PASSAGE PROVIDED:
=====

Note, that the characteristic quantities along RC bar after appearance of the first crack in Figure 4 are depicted with respect to the undeformed length of the bar L.

The uncracked concrete cover to the left and right of the crack, that is, at intervals $[0,^{-} x_{c}^{r}]$ and $[^{+} x_{c}^{r}, L]$ , still complies with equations (2)–(4). Similarly, equations (5)–(7) continue to apply along the entire length of the reinforcing bar on interval [0, L]. At intervals $[0,^{-} x_{c}^{r}]$ and $[^{+} x_{c}^{r}, L]$ , where uncracked concrete cover and reinforcing bar are in continuous contact, constraining equations (8)–(9) also apply, together with the constitutive law of contact, equation (10). Additionally, the following two boundary conditions at the crack also apply

\begin{array}{l} x =^{-} x_{c}^{r} : - N_{c} (^{-} x_{c}^{r}) + N^{r} = 0 \end{array}

(19)

\begin{array}{l} x =^{+} x_{c}^{r} : N_{c} (^{+} x_{c}^{r}) - N^{r} = 0 \end{array}

(20)

N^r denotes axial force at the crack and depends on constitutive law of crack propagation, which is formulated as relationship σ^r − r

N^{r} = N^{r, c} = σ^{r} (r) A_{c}

(21)

In order to determine 11 unknown quantities of tensile RC bar (u_c, u_s, ɛ_c, ɛ_s, N_c, N_s, p_X,c, p_X,s, Δ, r and N^r), nine governing equations (2)–(10) must be solved, together with kinematic relationship (18) and constitutive equation of the crack (21).

=====

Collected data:
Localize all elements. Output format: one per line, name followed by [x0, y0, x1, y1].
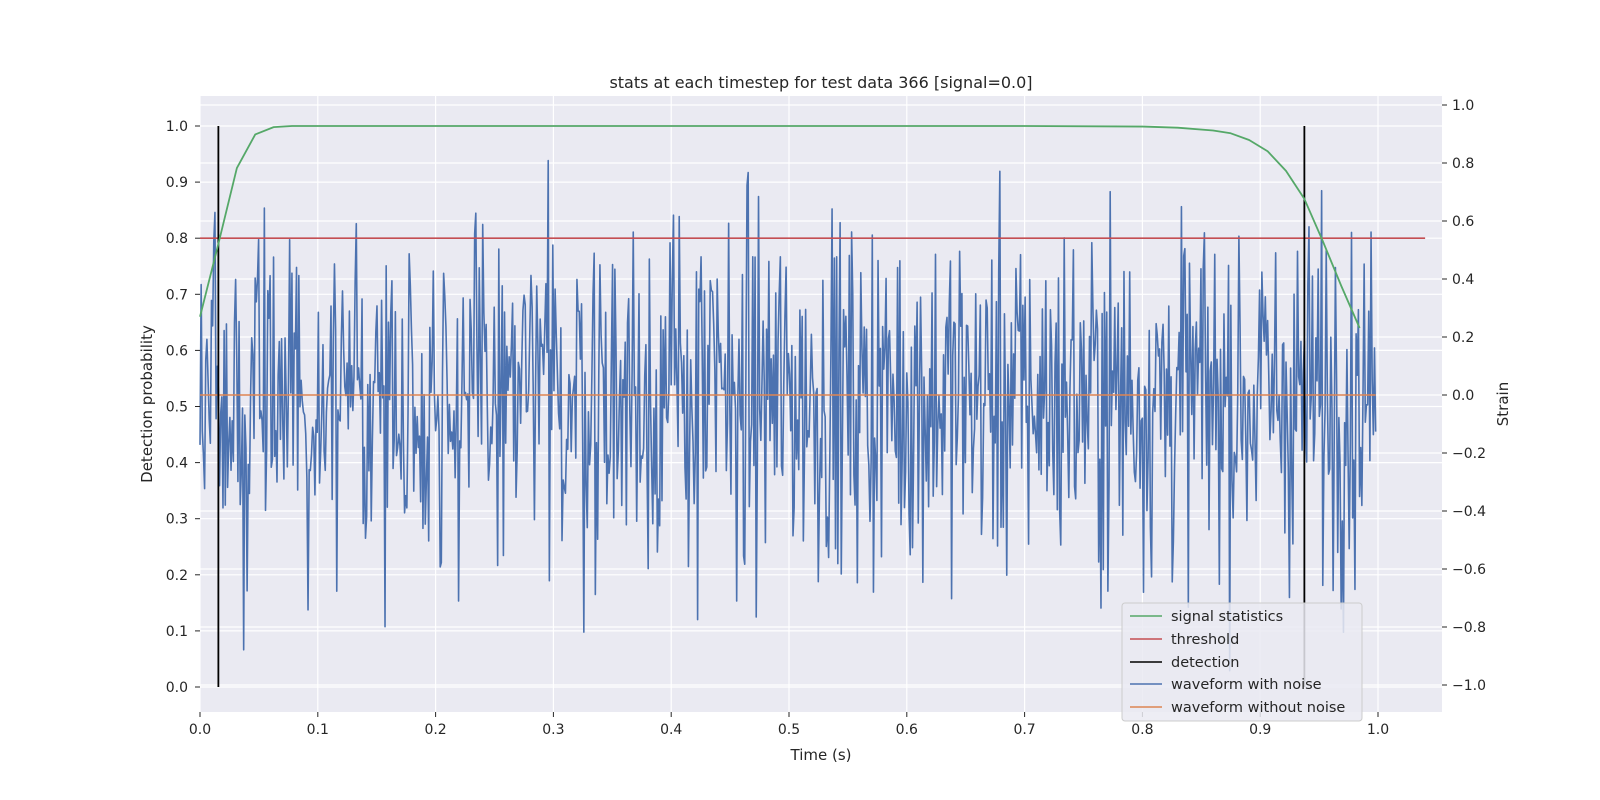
- x-tick-label: 0.3: [542, 722, 564, 738]
- y-right-tick-label: −0.2: [1452, 446, 1486, 462]
- x-tick-label: 0.2: [424, 722, 446, 738]
- x-tick-label: 0.4: [660, 722, 682, 738]
- y-left-tick-label: 0.1: [166, 624, 188, 640]
- x-tick-label: 0.8: [1131, 722, 1153, 738]
- x-tick-label: 0.9: [1249, 722, 1271, 738]
- y-right-tick-label: −1.0: [1452, 678, 1486, 694]
- legend-label-waveform-without-noise: waveform without noise: [1171, 700, 1345, 716]
- y-right-tick-label: 1.0: [1452, 98, 1474, 114]
- y-right-tick-label: 0.2: [1452, 330, 1474, 346]
- legend-label-signal-statistics: signal statistics: [1171, 609, 1283, 625]
- y-right-tick-label: −0.6: [1452, 562, 1486, 578]
- y-left-tick-label: 0.8: [166, 231, 188, 247]
- y-left-tick-label: 0.5: [166, 400, 188, 416]
- x-axis-label: Time (s): [790, 746, 852, 764]
- x-tick-label: 0.1: [307, 722, 329, 738]
- x-tick-label: 0.7: [1013, 722, 1035, 738]
- legend-label-waveform-with-noise: waveform with noise: [1171, 677, 1322, 693]
- chart-title: stats at each timestep for test data 366…: [609, 73, 1032, 92]
- y-right-tick-label: 0.4: [1452, 272, 1474, 288]
- y-right-tick-label: −0.8: [1452, 620, 1486, 636]
- x-tick-label: 0.5: [778, 722, 800, 738]
- y-left-tick-label: 0.9: [166, 175, 188, 191]
- y-right-tick-label: 0.0: [1452, 388, 1474, 404]
- axes: 0.0 0.1 0.2 0.3 0.4 0.5 0.6 0.7 0.8 0.9 1.0 0.0 0.1 0…: [166, 98, 1486, 738]
- x-tick-label: 0.6: [896, 722, 918, 738]
- y-right-tick-label: 0.6: [1452, 214, 1474, 230]
- y-left-tick-label: 0.3: [166, 512, 188, 528]
- y-left-tick-label: 0.2: [166, 568, 188, 584]
- y-axis-label-left: Detection probability: [138, 325, 156, 483]
- x-tick-label: 1.0: [1367, 722, 1389, 738]
- y-left-tick-label: 0.6: [166, 343, 188, 359]
- y-axis-label-right: Strain: [1494, 382, 1512, 426]
- x-tick-label: 0.0: [189, 722, 211, 738]
- y-left-tick-label: 0.4: [166, 456, 188, 472]
- legend-box: [1121, 602, 1363, 722]
- y-right-tick-label: 0.8: [1452, 156, 1474, 172]
- legend-label-detection: detection: [1171, 655, 1239, 671]
- legend-label-threshold: threshold: [1171, 632, 1239, 648]
- y-left-tick-label: 0.7: [166, 287, 188, 303]
- series-signal-statistics: [199, 125, 1361, 329]
- y-left-tick-label: 0.0: [166, 680, 188, 696]
- series-waveform-with-noise: [199, 159, 1377, 672]
- y-left-tick-label: 1.0: [166, 119, 188, 135]
- y-right-tick-label: −0.4: [1452, 504, 1486, 520]
- series-layer: [199, 125, 1426, 687]
- legend: signal statistics threshold detection wa…: [1121, 602, 1363, 722]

=====

TASKS AND EXERCISES:
[a] According to the passage on the cracked RC bar, why do constraining equations (8)–(9) and the contact law, equation (10), apply on the intervals to the left and right of the crack? Answer in one to three sentences.
[b] Does the passage on the cracked RC bar support each statement below? Answer yes or no, and quote the deciding words.
(i) Equations (5)–(7) apply along the whole length of the reinforcing bar.
(ii) The quantities shown in Figure 4 are given with respect to the deformed length of the bar.
(iii) Twelve unknown quantities of the tensile RC bar must be determined.

TASK RESULTS:
[a] They apply on those intervals because the uncracked concrete cover and the reinforcing bar are in continuous contact there.

[b]
(i) Yes: "equations (5)–(7) continue to apply along the entire length of the reinforcing bar on interval [0, L]"
(ii) No: "are depicted with respect to the undeformed length of the bar L"
(iii) No: "In order to determine 11 unknown quantities of tensile RC bar"